[Stored dataset items]
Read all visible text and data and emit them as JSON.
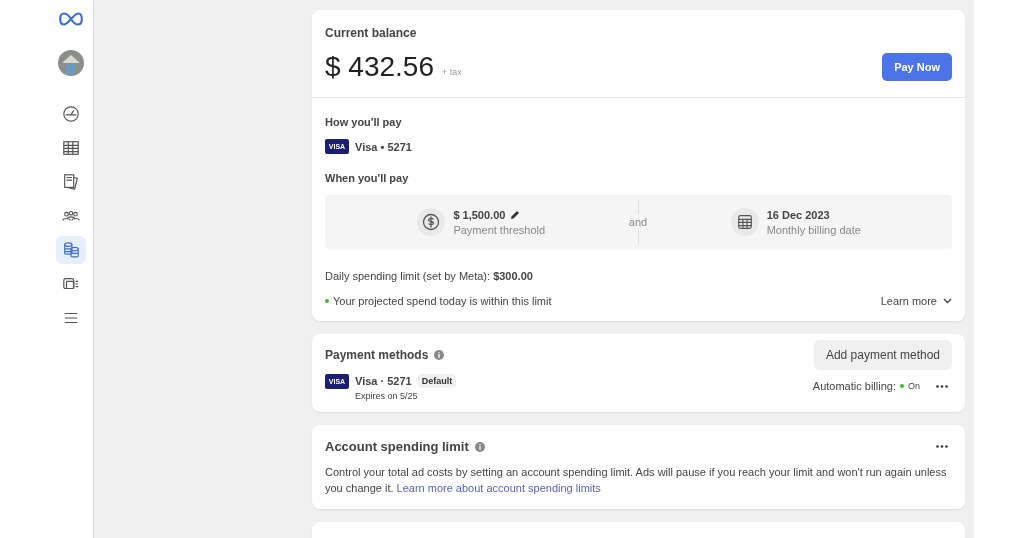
{
  "sidebar": {
    "items": [
      {
        "selected": false
      },
      {
        "selected": false
      },
      {
        "selected": false
      },
      {
        "selected": false
      },
      {
        "selected": true
      },
      {
        "selected": false
      },
      {
        "selected": false
      }
    ]
  },
  "balance_card": {
    "title": "Current balance",
    "amount": "$ 432.56",
    "tax_note": "+ tax",
    "pay_button": "Pay Now",
    "how_title": "How you'll pay",
    "card": {
      "brand": "VISA",
      "label": "Visa • 5271"
    },
    "when_title": "When you'll pay",
    "threshold": {
      "value": "$ 1,500.00",
      "label": "Payment threshold"
    },
    "connector": "and",
    "billing_date": {
      "value": "16 Dec 2023",
      "label": "Monthly billing date"
    },
    "daily_limit": "Daily spending limit (set by Meta): **$300.00**",
    "projection": {
      "text": "Your projected spend today is within this limit",
      "color": "#42b72a"
    },
    "learn_more": "Learn more"
  },
  "payment_methods": {
    "title": "Payment methods",
    "add_button": "Add payment method",
    "methods": [
      {
        "brand": "VISA",
        "label": "Visa · 5271",
        "badge": "Default",
        "expiry": "Expires on 5/25",
        "auto_billing_label": "Automatic billing:",
        "auto_billing_on": true,
        "auto_billing_text": "On"
      }
    ]
  },
  "spending_limit": {
    "title": "Account spending limit",
    "text": "Control your total ad costs by setting an account spending limit. Ads will pause if you reach your limit and won't run again unless you change it.",
    "link": "Learn more about account spending limits"
  }
}
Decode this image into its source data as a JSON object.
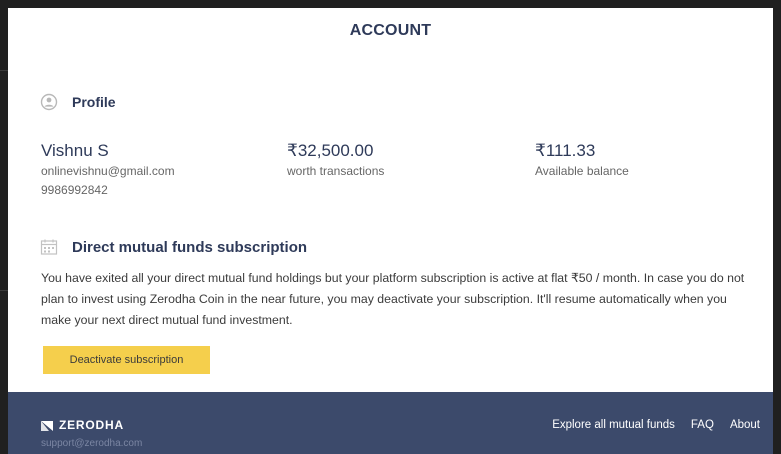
{
  "modal": {
    "title": "ACCOUNT"
  },
  "profile": {
    "heading": "Profile",
    "icon": "user-circle-icon",
    "name": "Vishnu S",
    "email": "onlinevishnu@gmail.com",
    "phone": "9986992842",
    "worth_value": "₹32,500.00",
    "worth_label": "worth transactions",
    "balance_value": "₹111.33",
    "balance_label": "Available balance"
  },
  "mutual_funds": {
    "heading": "Direct mutual funds subscription",
    "icon": "calendar-icon",
    "description": "You have exited all your direct mutual fund holdings but your platform subscription is active at flat ₹50 / month. In case you do not plan to invest using Zerodha Coin in the near future, you may deactivate your subscription. It'll resume automatically when you make your next direct mutual fund investment.",
    "button_label": "Deactivate subscription",
    "button_color": "#f5cf4c"
  },
  "footer": {
    "brand": "ZERODHA",
    "support_email": "support@zerodha.com",
    "links": [
      "Explore all mutual funds",
      "FAQ",
      "About"
    ],
    "background_color": "#3c4a6b"
  }
}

§ **Direction**: Count how many lines of the data include the word "this". Your reply should be that number alone.

§ **The answer**: 2